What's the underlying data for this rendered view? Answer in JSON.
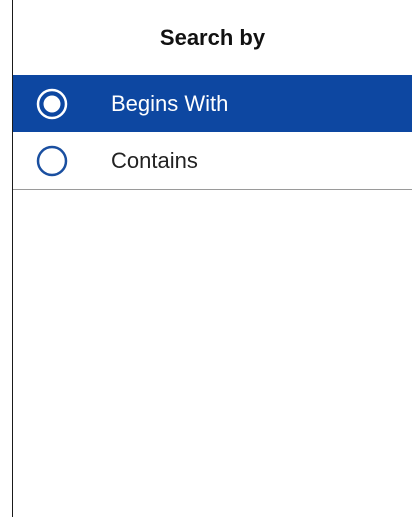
{
  "dialog": {
    "title": "Search by",
    "options": [
      {
        "label": "Begins With",
        "selected": true
      },
      {
        "label": "Contains",
        "selected": false
      }
    ]
  },
  "colors": {
    "selected_background": "#0d47a1",
    "selected_text": "#ffffff",
    "radio_unselected": "#1a4fa0",
    "divider": "#9a9a9a"
  },
  "icons": {
    "radio_selected": "radio-checked-icon",
    "radio_unselected": "radio-unchecked-icon"
  }
}
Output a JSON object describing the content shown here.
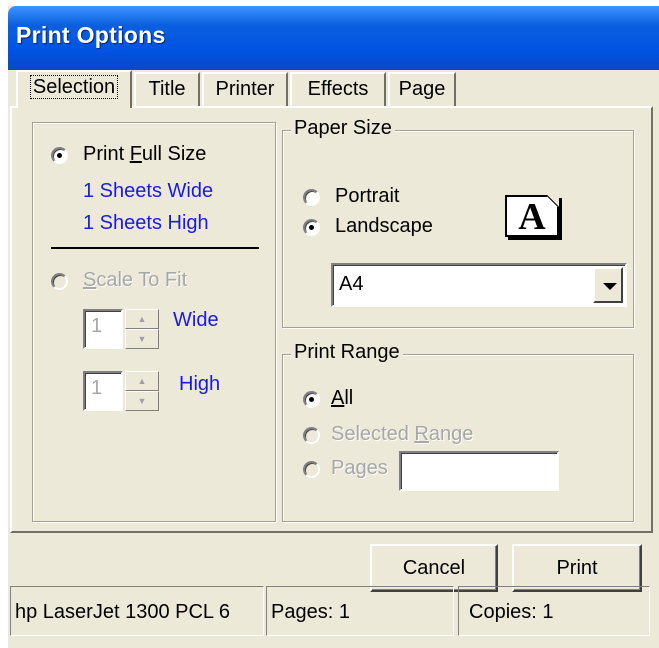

---

• _Directions_:
Leave out the pictures and output every record above precisely as given.

• _Finished answer_:
What's the underlying data for this rendered view? Answer in JSON.
{
  "dialog": {
    "title": "Search by",
    "options": [
      {
        "label": "Begins With",
        "selected": true
      },
      {
        "label": "Contains",
        "selected": false
      }
    ]
  },
  "colors": {
    "selected_background": "#0d47a1",
    "selected_text": "#ffffff",
    "radio_unselected": "#1a4fa0",
    "divider": "#9a9a9a"
  },
  "icons": {
    "radio_selected": "radio-checked-icon",
    "radio_unselected": "radio-unchecked-icon"
  }
}
Output a JSON object describing the content shown here.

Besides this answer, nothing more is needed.